Exercise brief: A faithful transcription of all the data is required.
-- start --
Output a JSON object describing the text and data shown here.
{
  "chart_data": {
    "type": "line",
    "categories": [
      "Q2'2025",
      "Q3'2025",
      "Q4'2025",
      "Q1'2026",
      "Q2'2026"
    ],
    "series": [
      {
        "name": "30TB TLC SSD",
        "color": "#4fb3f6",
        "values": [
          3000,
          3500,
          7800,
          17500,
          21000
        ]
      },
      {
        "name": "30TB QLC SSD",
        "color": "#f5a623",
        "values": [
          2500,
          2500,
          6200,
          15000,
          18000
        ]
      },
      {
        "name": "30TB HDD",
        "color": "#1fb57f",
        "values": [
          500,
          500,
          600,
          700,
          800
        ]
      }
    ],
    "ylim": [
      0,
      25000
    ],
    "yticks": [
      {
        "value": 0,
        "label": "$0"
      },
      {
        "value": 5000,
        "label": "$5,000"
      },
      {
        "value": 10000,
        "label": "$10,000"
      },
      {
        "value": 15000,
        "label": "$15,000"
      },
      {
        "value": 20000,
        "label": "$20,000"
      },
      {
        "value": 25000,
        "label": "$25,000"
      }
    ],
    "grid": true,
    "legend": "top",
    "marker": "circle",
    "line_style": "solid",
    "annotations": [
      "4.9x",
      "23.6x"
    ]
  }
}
-- end --
Solution to this task:
Output a JSON object describing the text and data shown here.
{
  "chart_data": {
    "type": "line",
    "categories": [
      "Q2'2025",
      "Q3'2025",
      "Q4'2025",
      "Q1'2026",
      "Q2'2026"
    ],
    "series": [
      {
        "name": "30TB TLC SSD",
        "color": "#4fb3f6",
        "values": [
          3000,
          3500,
          7800,
          17500,
          21000
        ]
      },
      {
        "name": "30TB QLC SSD",
        "color": "#f5a623",
        "values": [
          2500,
          2500,
          6200,
          15000,
          18000
        ]
      },
      {
        "name": "30TB HDD",
        "color": "#1fb57f",
        "values": [
          500,
          500,
          600,
          700,
          800
        ]
      }
    ],
    "ylim": [
      0,
      25000
    ],
    "yticks": [
      {
        "value": 0,
        "label": "$0"
      },
      {
        "value": 5000,
        "label": "$5,000"
      },
      {
        "value": 10000,
        "label": "$10,000"
      },
      {
        "value": 15000,
        "label": "$15,000"
      },
      {
        "value": 20000,
        "label": "$20,000"
      },
      {
        "value": 25000,
        "label": "$25,000"
      }
    ],
    "grid": true,
    "legend": "top",
    "marker": "circle",
    "line_style": "solid",
    "annotations": [
      "4.9x",
      "23.6x"
    ]
  }
}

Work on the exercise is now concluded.